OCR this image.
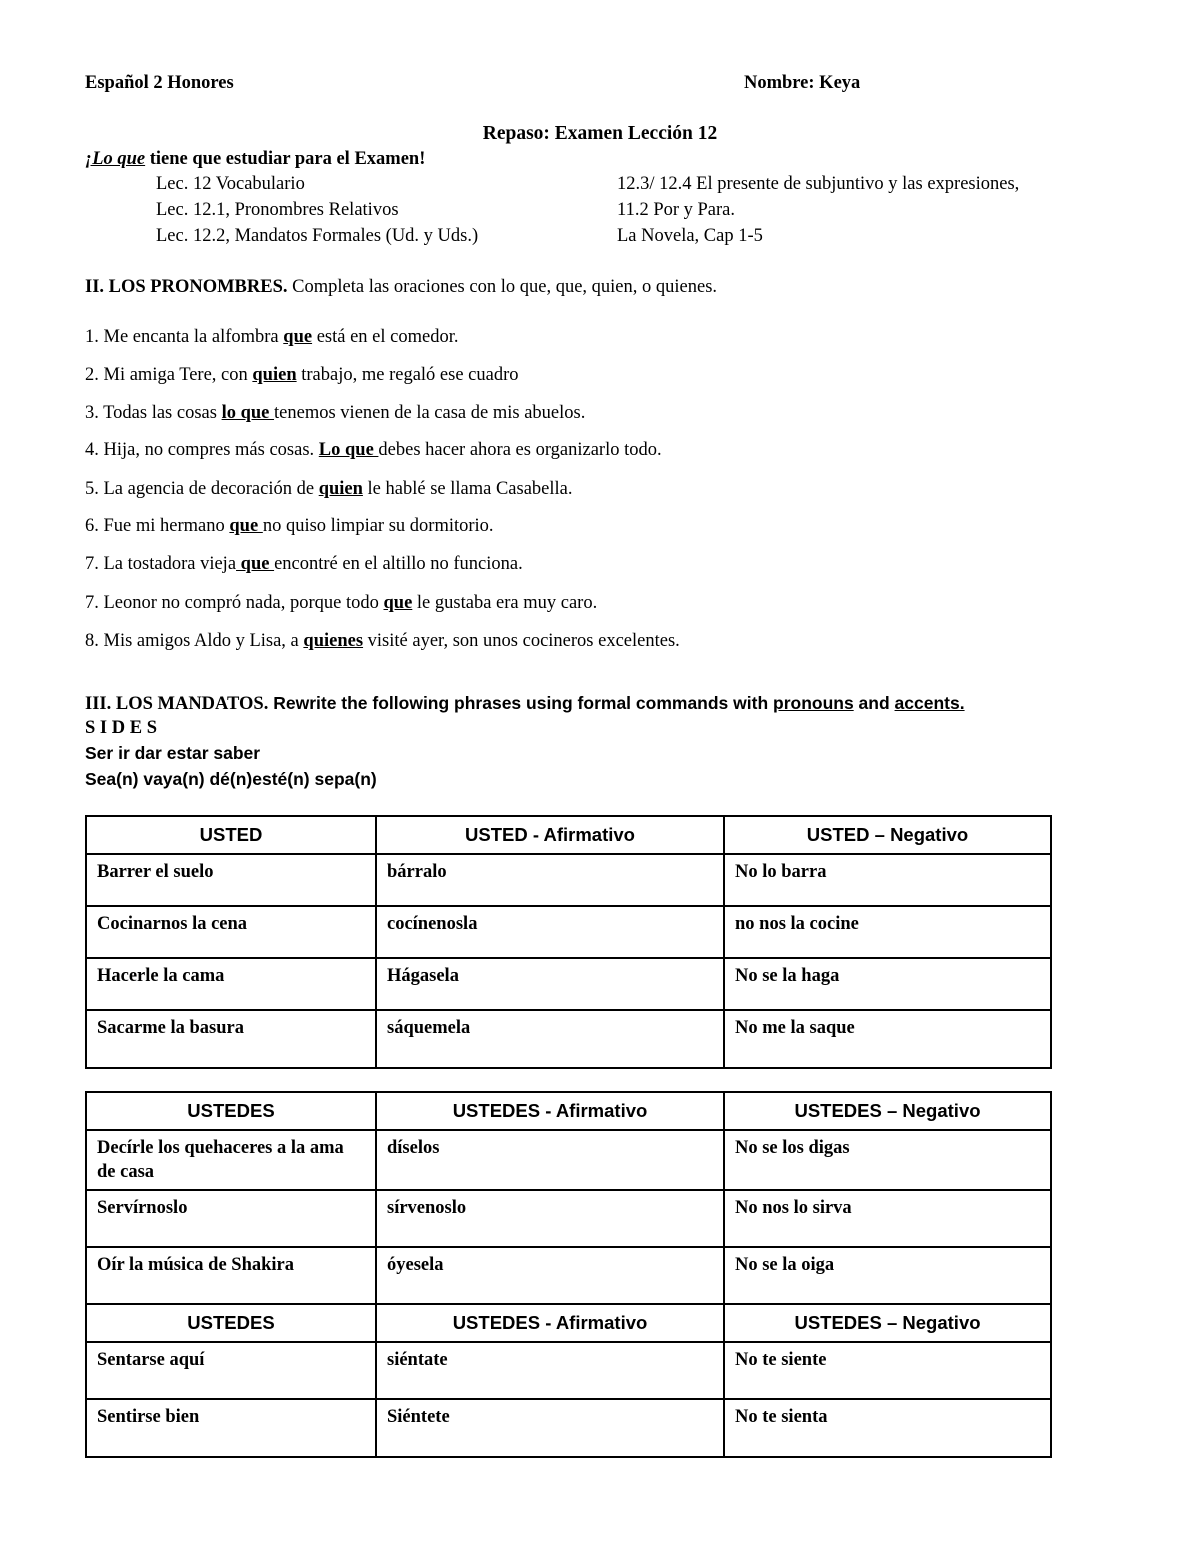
Español 2 Honores	Nombre: Keya
Repaso: Examen Lección 12
¡Lo que tiene que estudiar para el Examen!
Lec. 12 Vocabulario
Lec. 12.1, Pronombres Relativos
Lec. 12.2, Mandatos Formales (Ud. y Uds.)
12.3/ 12.4 El presente de subjuntivo y las expresiones,
11.2 Por y Para.
La Novela, Cap 1-5
II. LOS PRONOMBRES. Completa las oraciones con lo que, que, quien, o quienes.
1. Me encanta la alfombra que está en el comedor.
2. Mi amiga Tere, con quien trabajo, me regaló ese cuadro
3. Todas las cosas lo que tenemos vienen de la casa de mis abuelos.
4. Hija, no compres más cosas. Lo que debes hacer ahora es organizarlo todo.
5. La agencia de decoración de quien le hablé se llama Casabella.
6. Fue mi hermano que no quiso limpiar su dormitorio.
7. La tostadora vieja que encontré en el altillo no funciona.
7. Leonor no compró nada, porque todo que le gustaba era muy caro.
8. Mis amigos Aldo y Lisa, a quienes visité ayer, son unos cocineros excelentes.
III. LOS MANDATOS. Rewrite the following phrases using formal commands with pronouns and accents.
S I D E S
Ser ir dar estar saber
Sea(n) vaya(n) dé(n)esté(n) sepa(n)
USTED	USTED - Afirmativo	USTED – Negativo
Barrer el suelo	bárralo	No lo barra
Cocinarnos la cena	cocínenosla	no nos la cocine
Hacerle la cama	Hágasela	No se la haga
Sacarme la basura	sáquemela	No me la saque
USTEDES	USTEDES - Afirmativo	USTEDES – Negativo
Decírle los quehaceres a la ama de casa	díselos	No se los digas
Servírnoslo	sírvenoslo	No nos lo sirva
Oír la música de Shakira	óyesela	No se la oiga
USTEDES	USTEDES - Afirmativo	USTEDES – Negativo
Sentarse aquí	siéntate	No te siente
Sentirse bien	Siéntete	No te sienta
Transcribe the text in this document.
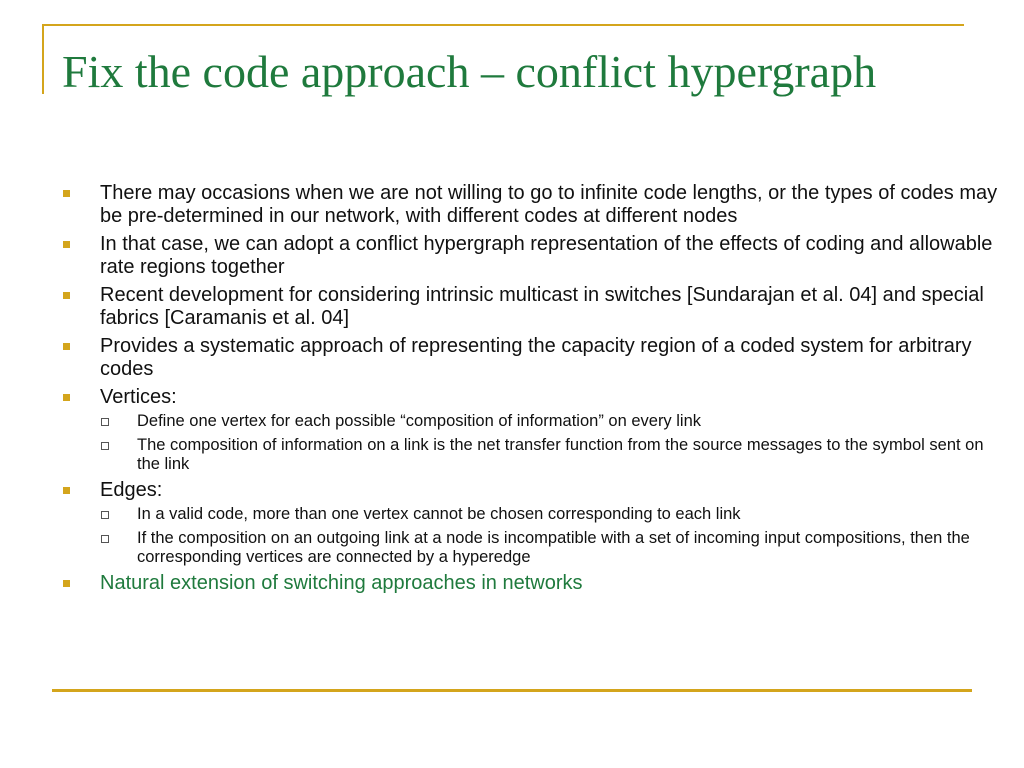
Fix the code approach – conflict hypergraph
There may occasions when we are not willing to go to infinite code lengths, or the types of codes may be pre-determined in our network, with different codes at different nodes
In that case, we can adopt a conflict hypergraph representation of the effects of coding and allowable rate regions together
Recent development for considering intrinsic multicast in switches [Sundarajan et al. 04] and special fabrics [Caramanis et al. 04]
Provides a systematic approach of representing the capacity region of a coded system for arbitrary codes
Vertices:
Define one vertex for each possible “composition of information” on every link
The composition of information on a link is the net transfer function from the source messages to the symbol sent on the link
Edges:
In a valid code, more than one vertex cannot be chosen corresponding to each link
If the composition on an outgoing link at a node is incompatible with a set of incoming input compositions, then the corresponding vertices are connected by a hyperedge
Natural extension of switching approaches in networks
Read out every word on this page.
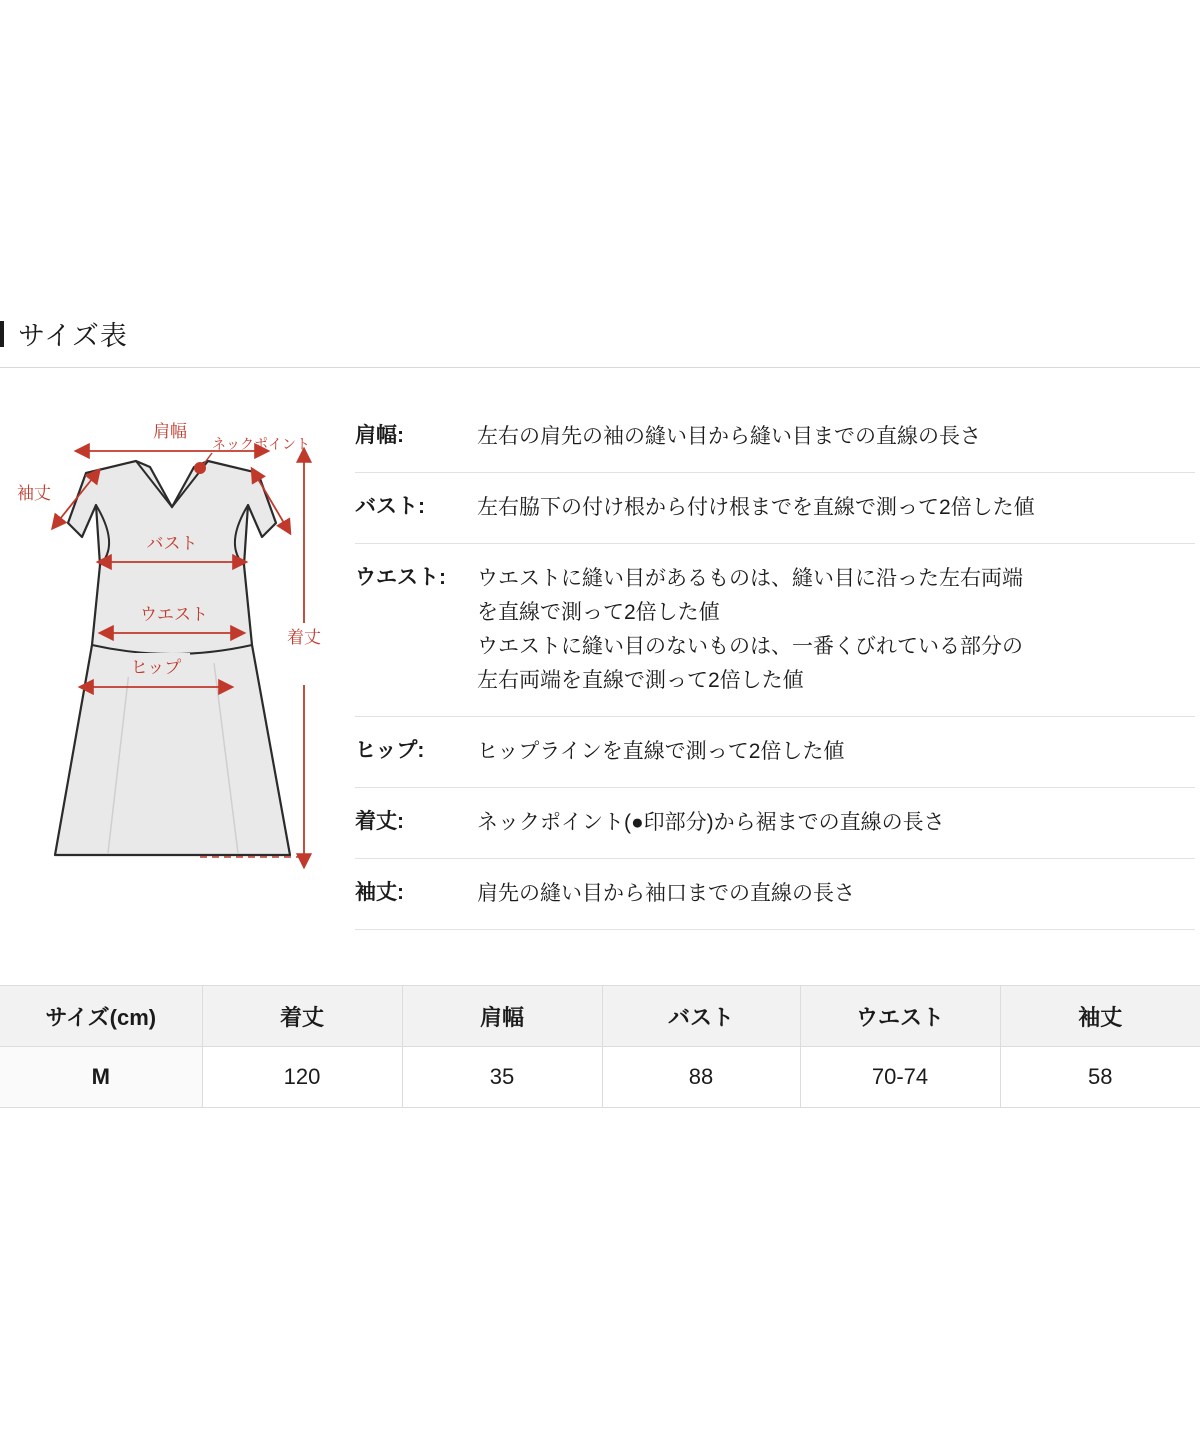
サイズ表
肩幅
ネックポイント
袖丈
バスト
ウエスト
ヒップ
着丈
肩幅:	左右の肩先の袖の縫い目から縫い目までの直線の長さ
バスト:	左右脇下の付け根から付け根までを直線で測って2倍した値
ウエスト:	ウエストに縫い目があるものは、縫い目に沿った左右両端
を直線で測って2倍した値
ウエストに縫い目のないものは、一番くびれている部分の
左右両端を直線で測って2倍した値
ヒップ:	ヒップラインを直線で測って2倍した値
着丈:	ネックポイント(●印部分)から裾までの直線の長さ
袖丈:	肩先の縫い目から袖口までの直線の長さ
サイズ(cm)	着丈	肩幅	バスト	ウエスト	袖丈
M	120	35	88	70-74	58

--- --- ---

• Written instruction: Pictures stay out; retype only the lines from the line containing "Transcribe the text in this document." through the end of the listing, inclusive, exactly as they appear.

• Response to this exercise:
Transcribe the text in this document.
Fix the code approach – conflict hypergraph
There may occasions when we are not willing to go to infinite code lengths, or the types of codes may be pre-determined in our network, with different codes at different nodes
In that case, we can adopt a conflict hypergraph representation of the effects of coding and allowable rate regions together
Recent development for considering intrinsic multicast in switches [Sundarajan et al. 04] and special fabrics [Caramanis et al. 04]
Provides a systematic approach of representing the capacity region of a coded system for arbitrary codes
Vertices:
Define one vertex for each possible “composition of information” on every link
The composition of information on a link is the net transfer function from the source messages to the symbol sent on the link
Edges:
In a valid code, more than one vertex cannot be chosen corresponding to each link
If the composition on an outgoing link at a node is incompatible with a set of incoming input compositions, then the corresponding vertices are connected by a hyperedge
Natural extension of switching approaches in networks
Read out every word on this page.
サイズ表
肩幅
ネックポイント
袖丈
バスト
ウエスト
ヒップ
着丈
肩幅:	左右の肩先の袖の縫い目から縫い目までの直線の長さ
バスト:	左右脇下の付け根から付け根までを直線で測って2倍した値
ウエスト:	ウエストに縫い目があるものは、縫い目に沿った左右両端
を直線で測って2倍した値
ウエストに縫い目のないものは、一番くびれている部分の
左右両端を直線で測って2倍した値
ヒップ:	ヒップラインを直線で測って2倍した値
着丈:	ネックポイント(●印部分)から裾までの直線の長さ
袖丈:	肩先の縫い目から袖口までの直線の長さ
サイズ(cm)	着丈	肩幅	バスト	ウエスト	袖丈
M	120	35	88	70-74	58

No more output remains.